(INPUT DATA)

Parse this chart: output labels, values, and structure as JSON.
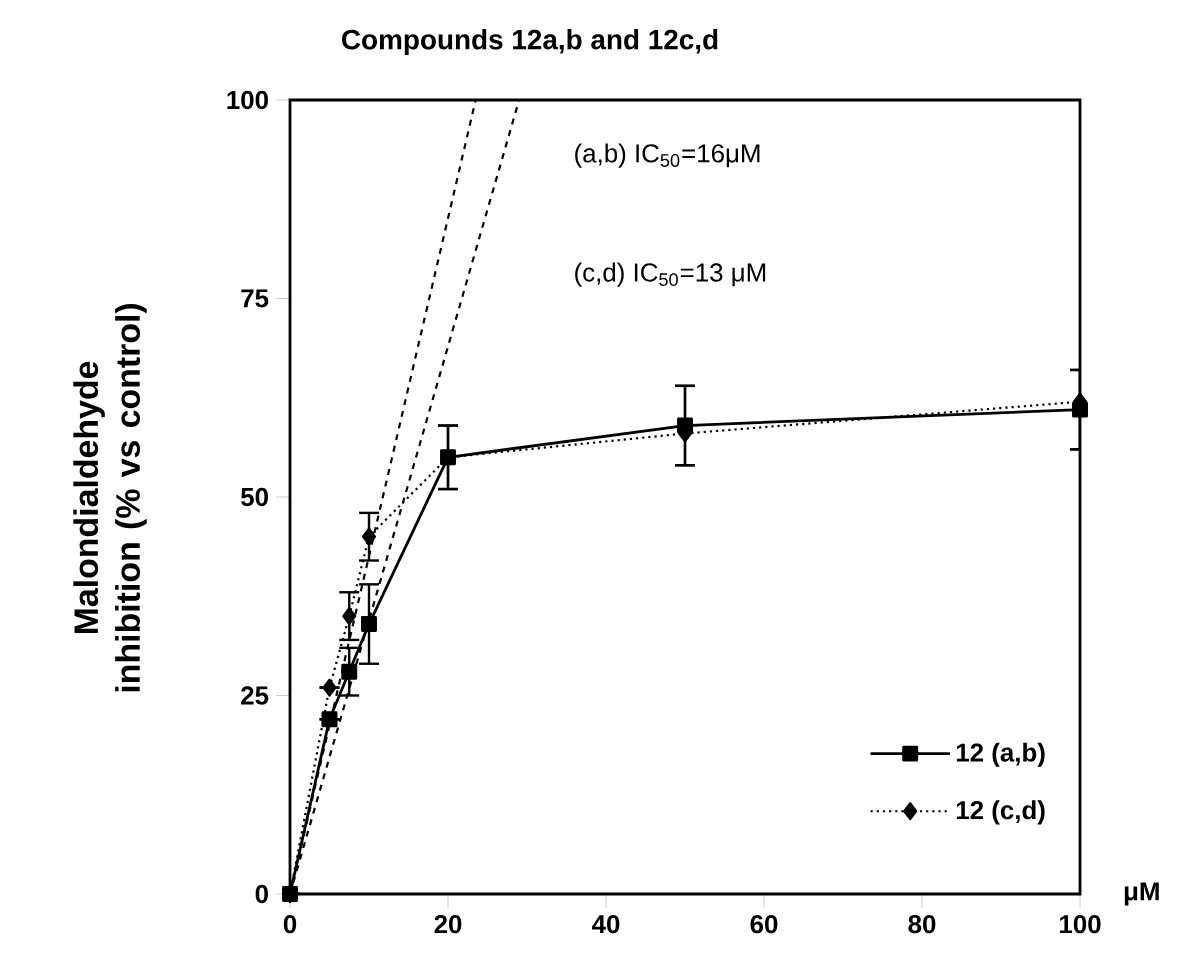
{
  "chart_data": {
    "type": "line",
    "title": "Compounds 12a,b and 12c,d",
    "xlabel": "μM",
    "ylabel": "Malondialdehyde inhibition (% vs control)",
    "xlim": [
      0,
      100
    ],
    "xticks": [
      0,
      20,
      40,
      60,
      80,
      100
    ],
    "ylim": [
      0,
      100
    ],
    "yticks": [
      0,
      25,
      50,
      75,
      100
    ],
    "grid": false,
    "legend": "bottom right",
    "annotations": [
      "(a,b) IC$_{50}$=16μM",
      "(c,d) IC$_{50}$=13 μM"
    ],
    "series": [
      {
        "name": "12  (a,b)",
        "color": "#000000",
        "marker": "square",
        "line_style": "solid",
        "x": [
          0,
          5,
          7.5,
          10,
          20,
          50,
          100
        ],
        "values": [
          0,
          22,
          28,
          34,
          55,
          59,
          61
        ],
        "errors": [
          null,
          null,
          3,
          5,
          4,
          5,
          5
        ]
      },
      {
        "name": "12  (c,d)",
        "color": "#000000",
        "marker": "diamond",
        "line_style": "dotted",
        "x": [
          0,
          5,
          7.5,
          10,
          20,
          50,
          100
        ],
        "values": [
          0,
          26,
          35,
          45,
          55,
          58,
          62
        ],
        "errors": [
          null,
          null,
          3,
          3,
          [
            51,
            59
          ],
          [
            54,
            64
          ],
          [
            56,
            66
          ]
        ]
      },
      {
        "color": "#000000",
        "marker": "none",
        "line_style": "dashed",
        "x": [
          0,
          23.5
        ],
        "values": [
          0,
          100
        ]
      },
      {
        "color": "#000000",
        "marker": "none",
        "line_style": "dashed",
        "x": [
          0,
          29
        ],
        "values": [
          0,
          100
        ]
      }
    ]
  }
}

==

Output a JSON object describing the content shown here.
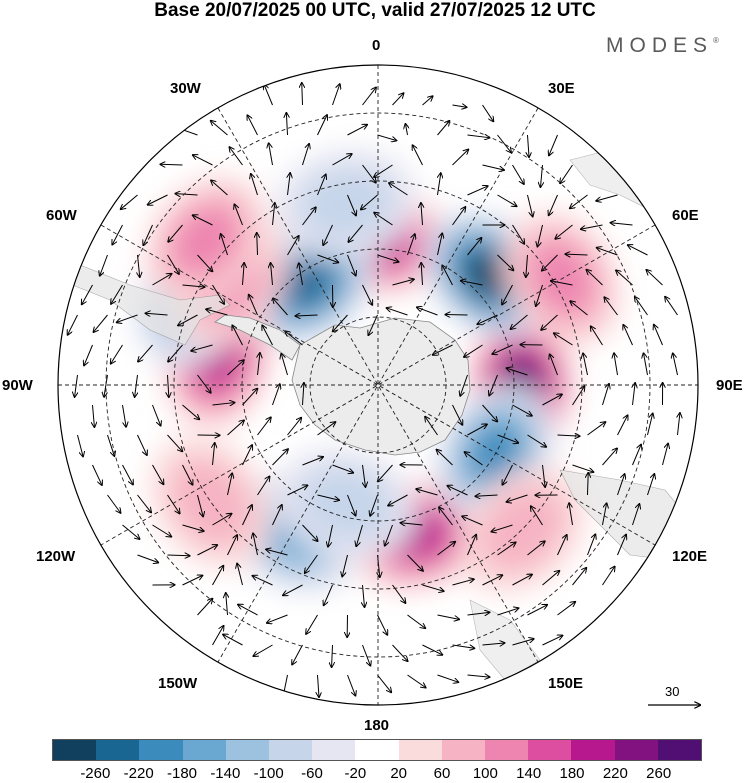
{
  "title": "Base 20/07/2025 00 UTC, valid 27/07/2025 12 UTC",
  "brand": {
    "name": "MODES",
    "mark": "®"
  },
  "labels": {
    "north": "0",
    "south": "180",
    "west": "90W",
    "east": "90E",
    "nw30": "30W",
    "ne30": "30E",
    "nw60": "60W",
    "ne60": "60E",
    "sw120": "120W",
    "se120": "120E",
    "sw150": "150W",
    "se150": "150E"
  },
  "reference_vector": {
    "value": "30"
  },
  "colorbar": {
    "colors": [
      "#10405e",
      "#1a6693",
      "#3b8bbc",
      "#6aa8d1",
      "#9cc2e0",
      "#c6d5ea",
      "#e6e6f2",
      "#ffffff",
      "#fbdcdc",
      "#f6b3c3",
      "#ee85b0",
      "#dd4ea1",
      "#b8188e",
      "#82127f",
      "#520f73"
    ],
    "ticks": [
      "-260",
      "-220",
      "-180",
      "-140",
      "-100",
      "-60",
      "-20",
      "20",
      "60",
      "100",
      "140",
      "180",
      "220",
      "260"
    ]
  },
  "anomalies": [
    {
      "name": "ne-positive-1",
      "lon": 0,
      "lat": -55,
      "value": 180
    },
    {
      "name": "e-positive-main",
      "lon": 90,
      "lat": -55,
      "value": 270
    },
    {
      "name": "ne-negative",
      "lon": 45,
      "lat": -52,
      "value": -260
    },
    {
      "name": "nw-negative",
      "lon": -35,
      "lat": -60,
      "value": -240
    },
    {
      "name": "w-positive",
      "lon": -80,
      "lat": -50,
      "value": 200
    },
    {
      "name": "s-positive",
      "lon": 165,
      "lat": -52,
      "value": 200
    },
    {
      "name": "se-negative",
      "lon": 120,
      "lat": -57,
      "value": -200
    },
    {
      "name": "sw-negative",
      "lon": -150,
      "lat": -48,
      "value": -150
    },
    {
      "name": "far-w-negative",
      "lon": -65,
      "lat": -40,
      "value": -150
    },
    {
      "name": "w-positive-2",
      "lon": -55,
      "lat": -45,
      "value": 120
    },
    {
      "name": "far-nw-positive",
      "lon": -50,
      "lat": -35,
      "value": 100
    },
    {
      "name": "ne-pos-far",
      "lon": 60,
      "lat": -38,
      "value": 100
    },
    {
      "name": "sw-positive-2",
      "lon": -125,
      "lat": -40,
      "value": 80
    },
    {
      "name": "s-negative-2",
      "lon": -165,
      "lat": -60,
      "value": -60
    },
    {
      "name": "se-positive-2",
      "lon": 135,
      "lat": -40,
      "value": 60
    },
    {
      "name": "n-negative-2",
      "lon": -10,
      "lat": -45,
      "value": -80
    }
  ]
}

(WHAT IS REQUIRED)
Look through the entries and work out how many lines have the word "positive" in them; reply with that number only.

(EXERCISE OUTPUT)
8